--- START ---

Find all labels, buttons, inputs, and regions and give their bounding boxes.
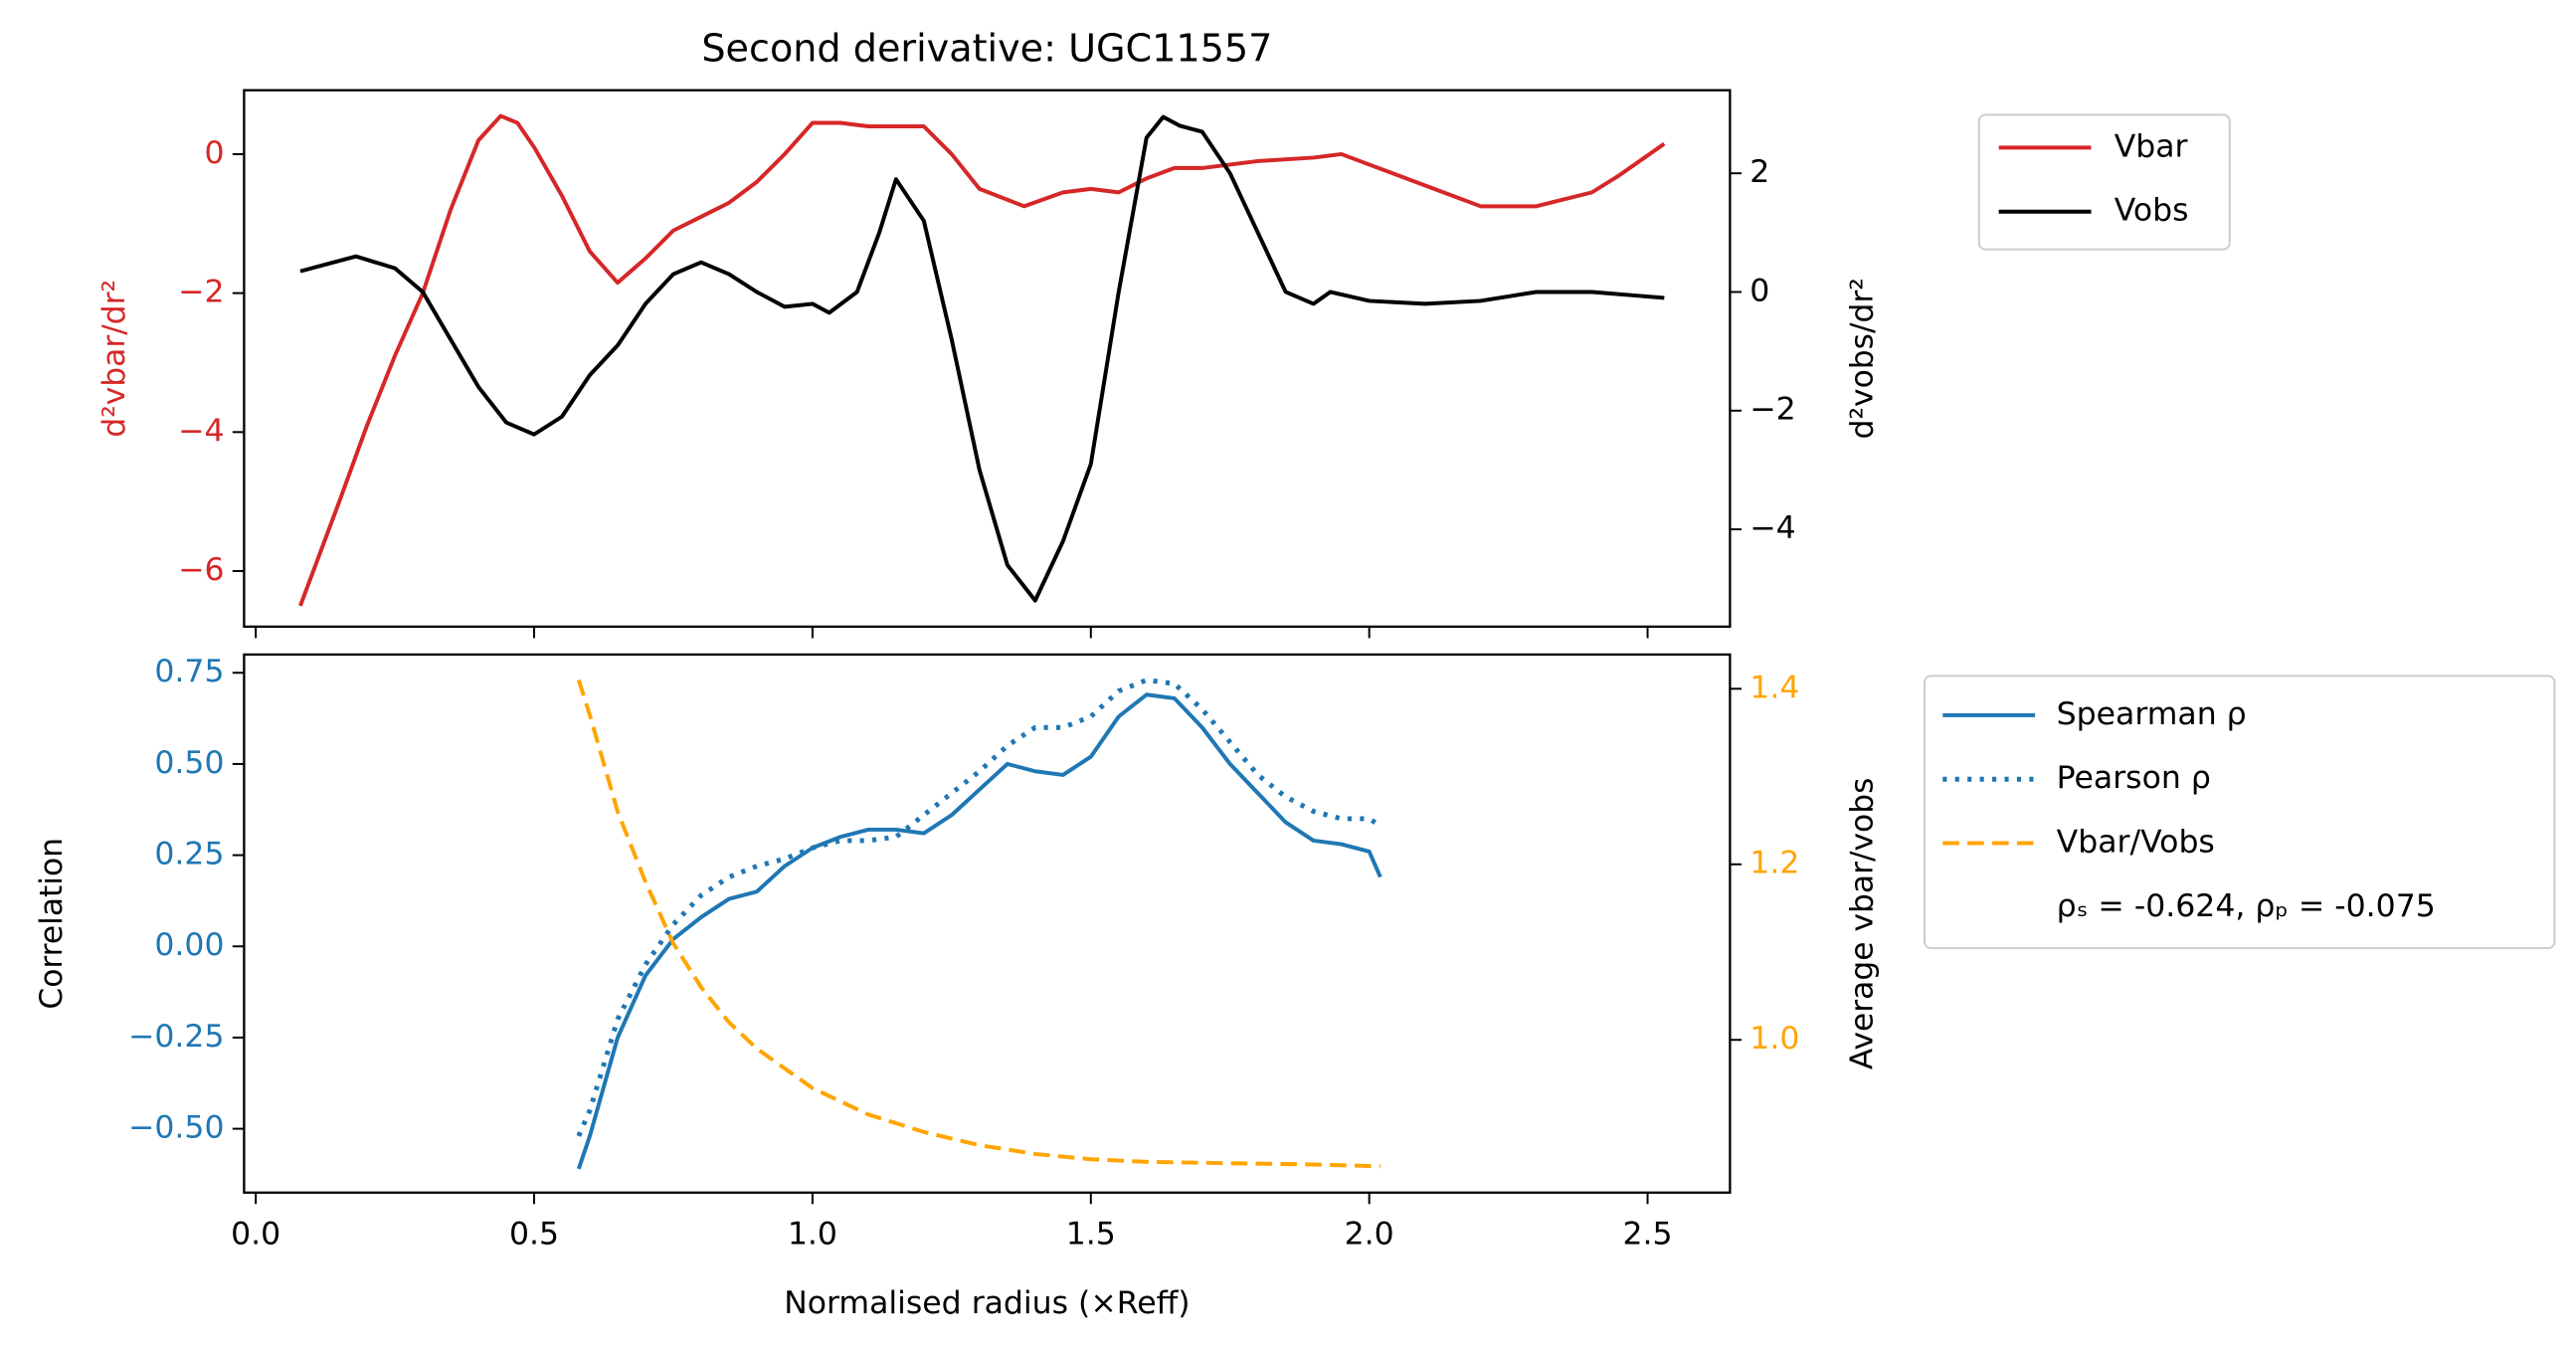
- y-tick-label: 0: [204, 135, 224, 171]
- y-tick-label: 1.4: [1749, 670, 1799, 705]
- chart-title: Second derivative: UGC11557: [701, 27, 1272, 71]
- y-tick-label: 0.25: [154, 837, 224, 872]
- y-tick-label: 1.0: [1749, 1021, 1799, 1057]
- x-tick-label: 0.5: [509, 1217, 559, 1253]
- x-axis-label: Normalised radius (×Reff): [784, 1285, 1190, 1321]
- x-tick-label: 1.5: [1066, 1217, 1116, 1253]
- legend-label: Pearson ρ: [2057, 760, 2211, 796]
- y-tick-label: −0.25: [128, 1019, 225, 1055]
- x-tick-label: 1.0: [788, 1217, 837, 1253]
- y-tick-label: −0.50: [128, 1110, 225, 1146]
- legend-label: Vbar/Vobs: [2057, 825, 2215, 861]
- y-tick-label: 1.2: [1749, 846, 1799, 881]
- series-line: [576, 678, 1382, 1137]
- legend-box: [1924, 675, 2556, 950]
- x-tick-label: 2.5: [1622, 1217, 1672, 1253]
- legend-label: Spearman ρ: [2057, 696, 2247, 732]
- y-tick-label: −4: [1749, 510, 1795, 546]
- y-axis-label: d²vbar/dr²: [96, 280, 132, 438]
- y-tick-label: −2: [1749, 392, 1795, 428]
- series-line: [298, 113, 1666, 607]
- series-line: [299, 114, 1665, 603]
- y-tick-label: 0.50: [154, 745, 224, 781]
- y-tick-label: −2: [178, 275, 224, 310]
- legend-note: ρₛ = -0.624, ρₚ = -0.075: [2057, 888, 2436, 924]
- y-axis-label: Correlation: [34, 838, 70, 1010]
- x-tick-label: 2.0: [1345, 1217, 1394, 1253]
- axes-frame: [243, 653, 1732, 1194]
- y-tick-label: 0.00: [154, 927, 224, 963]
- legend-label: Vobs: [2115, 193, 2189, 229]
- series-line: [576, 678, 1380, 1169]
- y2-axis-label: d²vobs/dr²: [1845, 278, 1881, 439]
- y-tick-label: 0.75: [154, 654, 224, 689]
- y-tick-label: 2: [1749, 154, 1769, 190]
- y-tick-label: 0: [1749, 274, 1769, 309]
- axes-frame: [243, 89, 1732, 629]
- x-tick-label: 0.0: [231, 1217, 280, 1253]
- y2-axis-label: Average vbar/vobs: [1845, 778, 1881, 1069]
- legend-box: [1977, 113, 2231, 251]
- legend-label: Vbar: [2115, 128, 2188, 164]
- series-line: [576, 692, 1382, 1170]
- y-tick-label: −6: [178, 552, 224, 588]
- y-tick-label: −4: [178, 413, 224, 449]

--- END ---

**Exercise**.
Repeat the lines starting with the line that contains "- y-tick-label: 0: [204, 135, 224, 171]" and going on through the line that contains "- y-tick-label: −4: [1749, 510, 1795, 546]", with both of those lines included.

**Reply**.
- y-tick-label: 0: [204, 135, 224, 171]
- y-tick-label: 1.4: [1749, 670, 1799, 705]
- chart-title: Second derivative: UGC11557: [701, 27, 1272, 71]
- y-tick-label: 0.25: [154, 837, 224, 872]
- y-tick-label: 1.0: [1749, 1021, 1799, 1057]
- x-tick-label: 0.5: [509, 1217, 559, 1253]
- x-axis-label: Normalised radius (×Reff): [784, 1285, 1190, 1321]
- x-tick-label: 1.5: [1066, 1217, 1116, 1253]
- legend-label: Pearson ρ: [2057, 760, 2211, 796]
- y-tick-label: −0.25: [128, 1019, 225, 1055]
- x-tick-label: 1.0: [788, 1217, 837, 1253]
- y-tick-label: −0.50: [128, 1110, 225, 1146]
- legend-label: Vbar/Vobs: [2057, 825, 2215, 861]
- y-tick-label: 1.2: [1749, 846, 1799, 881]
- series-line: [576, 678, 1382, 1137]
- legend-box: [1924, 675, 2556, 950]
- x-tick-label: 2.5: [1622, 1217, 1672, 1253]
- legend-label: Spearman ρ: [2057, 696, 2247, 732]
- y-tick-label: −4: [1749, 510, 1795, 546]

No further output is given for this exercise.